[DESCRIPTION OF THE TASK]:
Each entry in the listing below should be restated word for word.

::: EXTRACTED DATA :::

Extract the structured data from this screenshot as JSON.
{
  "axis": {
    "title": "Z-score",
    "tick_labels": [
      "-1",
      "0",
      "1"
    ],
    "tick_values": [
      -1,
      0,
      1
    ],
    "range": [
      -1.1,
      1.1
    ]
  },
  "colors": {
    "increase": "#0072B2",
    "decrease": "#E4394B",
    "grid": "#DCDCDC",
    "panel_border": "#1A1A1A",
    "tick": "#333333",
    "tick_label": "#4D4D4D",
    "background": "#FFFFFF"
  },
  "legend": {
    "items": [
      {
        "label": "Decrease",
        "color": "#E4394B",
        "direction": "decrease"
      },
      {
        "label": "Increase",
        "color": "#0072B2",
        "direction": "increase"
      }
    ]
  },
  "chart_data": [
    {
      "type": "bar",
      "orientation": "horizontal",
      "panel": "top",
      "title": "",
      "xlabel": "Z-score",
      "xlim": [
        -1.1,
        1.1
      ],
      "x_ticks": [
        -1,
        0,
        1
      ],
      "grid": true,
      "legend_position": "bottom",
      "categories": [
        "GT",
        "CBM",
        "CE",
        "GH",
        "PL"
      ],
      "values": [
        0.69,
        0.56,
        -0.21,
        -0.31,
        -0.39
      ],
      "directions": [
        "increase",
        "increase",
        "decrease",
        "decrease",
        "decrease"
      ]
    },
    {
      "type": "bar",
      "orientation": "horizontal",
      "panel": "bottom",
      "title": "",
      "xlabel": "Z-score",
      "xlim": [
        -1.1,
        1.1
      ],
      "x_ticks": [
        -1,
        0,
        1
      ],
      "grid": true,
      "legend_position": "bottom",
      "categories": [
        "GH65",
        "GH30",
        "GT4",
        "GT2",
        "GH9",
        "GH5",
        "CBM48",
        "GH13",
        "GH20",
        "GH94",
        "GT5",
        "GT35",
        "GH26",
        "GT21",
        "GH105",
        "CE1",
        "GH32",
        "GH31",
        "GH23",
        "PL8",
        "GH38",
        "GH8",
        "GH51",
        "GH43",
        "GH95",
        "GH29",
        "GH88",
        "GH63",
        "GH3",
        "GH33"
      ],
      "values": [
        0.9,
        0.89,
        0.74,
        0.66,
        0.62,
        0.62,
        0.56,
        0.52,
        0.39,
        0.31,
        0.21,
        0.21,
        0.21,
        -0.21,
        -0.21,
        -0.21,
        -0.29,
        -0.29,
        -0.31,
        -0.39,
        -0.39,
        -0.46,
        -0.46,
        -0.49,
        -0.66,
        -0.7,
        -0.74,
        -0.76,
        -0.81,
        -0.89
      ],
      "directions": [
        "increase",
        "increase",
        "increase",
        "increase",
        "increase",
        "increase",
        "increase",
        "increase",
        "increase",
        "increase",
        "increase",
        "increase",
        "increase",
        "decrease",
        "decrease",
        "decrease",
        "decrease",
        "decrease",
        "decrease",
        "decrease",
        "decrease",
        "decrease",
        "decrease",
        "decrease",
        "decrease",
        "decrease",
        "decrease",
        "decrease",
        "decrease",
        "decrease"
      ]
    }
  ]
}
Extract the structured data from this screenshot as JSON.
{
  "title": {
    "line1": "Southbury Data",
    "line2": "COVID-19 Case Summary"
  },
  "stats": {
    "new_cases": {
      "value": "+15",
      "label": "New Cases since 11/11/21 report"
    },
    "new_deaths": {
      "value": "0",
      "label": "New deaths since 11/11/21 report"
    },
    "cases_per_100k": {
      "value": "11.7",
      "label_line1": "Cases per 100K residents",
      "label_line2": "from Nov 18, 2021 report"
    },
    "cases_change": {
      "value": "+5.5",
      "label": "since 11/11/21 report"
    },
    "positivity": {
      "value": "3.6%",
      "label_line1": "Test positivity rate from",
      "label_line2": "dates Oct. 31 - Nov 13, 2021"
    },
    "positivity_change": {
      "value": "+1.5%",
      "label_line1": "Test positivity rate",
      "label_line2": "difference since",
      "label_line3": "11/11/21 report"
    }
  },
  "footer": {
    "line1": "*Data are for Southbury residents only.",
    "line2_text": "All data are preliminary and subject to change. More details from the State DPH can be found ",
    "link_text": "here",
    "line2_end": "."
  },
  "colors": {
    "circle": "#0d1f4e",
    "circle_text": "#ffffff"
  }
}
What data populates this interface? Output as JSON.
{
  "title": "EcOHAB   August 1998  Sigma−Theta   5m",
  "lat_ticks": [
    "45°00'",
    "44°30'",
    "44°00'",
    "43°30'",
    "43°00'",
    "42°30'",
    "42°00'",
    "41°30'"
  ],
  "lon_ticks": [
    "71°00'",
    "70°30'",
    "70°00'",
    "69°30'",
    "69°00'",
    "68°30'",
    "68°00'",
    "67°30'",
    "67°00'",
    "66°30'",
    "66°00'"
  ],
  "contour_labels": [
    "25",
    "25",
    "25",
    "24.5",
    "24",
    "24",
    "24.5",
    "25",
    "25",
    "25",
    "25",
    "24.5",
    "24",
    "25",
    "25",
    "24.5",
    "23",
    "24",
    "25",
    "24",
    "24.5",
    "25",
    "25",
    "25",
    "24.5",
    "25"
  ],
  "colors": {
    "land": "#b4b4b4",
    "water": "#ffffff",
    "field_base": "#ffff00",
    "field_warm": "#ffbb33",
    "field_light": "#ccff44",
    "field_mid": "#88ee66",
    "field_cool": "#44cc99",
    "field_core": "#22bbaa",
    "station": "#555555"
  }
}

:::

[TASK SOLUTION]:
Extract the structured data from this screenshot as JSON.
{
  "axis": {
    "title": "Z-score",
    "tick_labels": [
      "-1",
      "0",
      "1"
    ],
    "tick_values": [
      -1,
      0,
      1
    ],
    "range": [
      -1.1,
      1.1
    ]
  },
  "colors": {
    "increase": "#0072B2",
    "decrease": "#E4394B",
    "grid": "#DCDCDC",
    "panel_border": "#1A1A1A",
    "tick": "#333333",
    "tick_label": "#4D4D4D",
    "background": "#FFFFFF"
  },
  "legend": {
    "items": [
      {
        "label": "Decrease",
        "color": "#E4394B",
        "direction": "decrease"
      },
      {
        "label": "Increase",
        "color": "#0072B2",
        "direction": "increase"
      }
    ]
  },
  "chart_data": [
    {
      "type": "bar",
      "orientation": "horizontal",
      "panel": "top",
      "title": "",
      "xlabel": "Z-score",
      "xlim": [
        -1.1,
        1.1
      ],
      "x_ticks": [
        -1,
        0,
        1
      ],
      "grid": true,
      "legend_position": "bottom",
      "categories": [
        "GT",
        "CBM",
        "CE",
        "GH",
        "PL"
      ],
      "values": [
        0.69,
        0.56,
        -0.21,
        -0.31,
        -0.39
      ],
      "directions": [
        "increase",
        "increase",
        "decrease",
        "decrease",
        "decrease"
      ]
    },
    {
      "type": "bar",
      "orientation": "horizontal",
      "panel": "bottom",
      "title": "",
      "xlabel": "Z-score",
      "xlim": [
        -1.1,
        1.1
      ],
      "x_ticks": [
        -1,
        0,
        1
      ],
      "grid": true,
      "legend_position": "bottom",
      "categories": [
        "GH65",
        "GH30",
        "GT4",
        "GT2",
        "GH9",
        "GH5",
        "CBM48",
        "GH13",
        "GH20",
        "GH94",
        "GT5",
        "GT35",
        "GH26",
        "GT21",
        "GH105",
        "CE1",
        "GH32",
        "GH31",
        "GH23",
        "PL8",
        "GH38",
        "GH8",
        "GH51",
        "GH43",
        "GH95",
        "GH29",
        "GH88",
        "GH63",
        "GH3",
        "GH33"
      ],
      "values": [
        0.9,
        0.89,
        0.74,
        0.66,
        0.62,
        0.62,
        0.56,
        0.52,
        0.39,
        0.31,
        0.21,
        0.21,
        0.21,
        -0.21,
        -0.21,
        -0.21,
        -0.29,
        -0.29,
        -0.31,
        -0.39,
        -0.39,
        -0.46,
        -0.46,
        -0.49,
        -0.66,
        -0.7,
        -0.74,
        -0.76,
        -0.81,
        -0.89
      ],
      "directions": [
        "increase",
        "increase",
        "increase",
        "increase",
        "increase",
        "increase",
        "increase",
        "increase",
        "increase",
        "increase",
        "increase",
        "increase",
        "increase",
        "decrease",
        "decrease",
        "decrease",
        "decrease",
        "decrease",
        "decrease",
        "decrease",
        "decrease",
        "decrease",
        "decrease",
        "decrease",
        "decrease",
        "decrease",
        "decrease",
        "decrease",
        "decrease",
        "decrease"
      ]
    }
  ]
}
Extract the structured data from this screenshot as JSON.
{
  "title": {
    "line1": "Southbury Data",
    "line2": "COVID-19 Case Summary"
  },
  "stats": {
    "new_cases": {
      "value": "+15",
      "label": "New Cases since 11/11/21 report"
    },
    "new_deaths": {
      "value": "0",
      "label": "New deaths since 11/11/21 report"
    },
    "cases_per_100k": {
      "value": "11.7",
      "label_line1": "Cases per 100K residents",
      "label_line2": "from Nov 18, 2021 report"
    },
    "cases_change": {
      "value": "+5.5",
      "label": "since 11/11/21 report"
    },
    "positivity": {
      "value": "3.6%",
      "label_line1": "Test positivity rate from",
      "label_line2": "dates Oct. 31 - Nov 13, 2021"
    },
    "positivity_change": {
      "value": "+1.5%",
      "label_line1": "Test positivity rate",
      "label_line2": "difference since",
      "label_line3": "11/11/21 report"
    }
  },
  "footer": {
    "line1": "*Data are for Southbury residents only.",
    "line2_text": "All data are preliminary and subject to change. More details from the State DPH can be found ",
    "link_text": "here",
    "line2_end": "."
  },
  "colors": {
    "circle": "#0d1f4e",
    "circle_text": "#ffffff"
  }
}
What data populates this interface? Output as JSON.
{
  "title": "EcOHAB   August 1998  Sigma−Theta   5m",
  "lat_ticks": [
    "45°00'",
    "44°30'",
    "44°00'",
    "43°30'",
    "43°00'",
    "42°30'",
    "42°00'",
    "41°30'"
  ],
  "lon_ticks": [
    "71°00'",
    "70°30'",
    "70°00'",
    "69°30'",
    "69°00'",
    "68°30'",
    "68°00'",
    "67°30'",
    "67°00'",
    "66°30'",
    "66°00'"
  ],
  "contour_labels": [
    "25",
    "25",
    "25",
    "24.5",
    "24",
    "24",
    "24.5",
    "25",
    "25",
    "25",
    "25",
    "24.5",
    "24",
    "25",
    "25",
    "24.5",
    "23",
    "24",
    "25",
    "24",
    "24.5",
    "25",
    "25",
    "25",
    "24.5",
    "25"
  ],
  "colors": {
    "land": "#b4b4b4",
    "water": "#ffffff",
    "field_base": "#ffff00",
    "field_warm": "#ffbb33",
    "field_light": "#ccff44",
    "field_mid": "#88ee66",
    "field_cool": "#44cc99",
    "field_core": "#22bbaa",
    "station": "#555555"
  }
}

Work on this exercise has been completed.